**What you will do**
Search the material for the word "JSON" and report each line where it turns up.

Dataset entries:
◆ ◆ ◆ ◆

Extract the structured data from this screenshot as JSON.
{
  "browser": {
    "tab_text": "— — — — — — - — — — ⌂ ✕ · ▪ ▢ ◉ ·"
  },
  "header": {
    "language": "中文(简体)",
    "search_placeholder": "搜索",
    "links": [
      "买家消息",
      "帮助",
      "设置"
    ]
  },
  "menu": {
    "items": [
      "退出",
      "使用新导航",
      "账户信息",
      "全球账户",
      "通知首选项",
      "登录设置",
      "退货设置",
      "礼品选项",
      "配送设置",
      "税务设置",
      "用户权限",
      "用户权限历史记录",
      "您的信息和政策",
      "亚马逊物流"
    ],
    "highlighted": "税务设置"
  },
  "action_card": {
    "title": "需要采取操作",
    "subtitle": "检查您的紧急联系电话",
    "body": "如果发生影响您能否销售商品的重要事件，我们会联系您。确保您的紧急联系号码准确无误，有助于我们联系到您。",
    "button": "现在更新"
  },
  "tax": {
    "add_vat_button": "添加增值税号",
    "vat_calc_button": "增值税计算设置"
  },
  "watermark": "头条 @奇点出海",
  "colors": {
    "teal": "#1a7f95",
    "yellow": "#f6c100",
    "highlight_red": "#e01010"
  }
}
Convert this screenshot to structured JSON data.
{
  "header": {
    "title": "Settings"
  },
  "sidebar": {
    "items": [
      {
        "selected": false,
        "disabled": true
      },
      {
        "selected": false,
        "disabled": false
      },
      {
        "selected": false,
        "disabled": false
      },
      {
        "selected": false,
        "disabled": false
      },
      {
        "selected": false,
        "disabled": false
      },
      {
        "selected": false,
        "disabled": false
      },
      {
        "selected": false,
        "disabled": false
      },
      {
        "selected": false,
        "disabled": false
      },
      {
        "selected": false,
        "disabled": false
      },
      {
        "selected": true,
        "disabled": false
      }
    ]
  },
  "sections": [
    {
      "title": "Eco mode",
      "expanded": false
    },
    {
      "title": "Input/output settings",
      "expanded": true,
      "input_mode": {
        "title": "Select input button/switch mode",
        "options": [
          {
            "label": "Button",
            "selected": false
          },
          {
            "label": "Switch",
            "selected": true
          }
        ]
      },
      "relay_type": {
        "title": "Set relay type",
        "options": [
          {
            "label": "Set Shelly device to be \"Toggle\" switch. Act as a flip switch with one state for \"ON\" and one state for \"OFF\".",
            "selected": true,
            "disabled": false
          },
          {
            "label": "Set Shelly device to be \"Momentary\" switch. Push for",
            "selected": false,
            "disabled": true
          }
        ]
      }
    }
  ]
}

◆ ◆ ◆ ◆

**Task response**
Extract the structured data from this screenshot as JSON.
Convert this screenshot to structured JSON data.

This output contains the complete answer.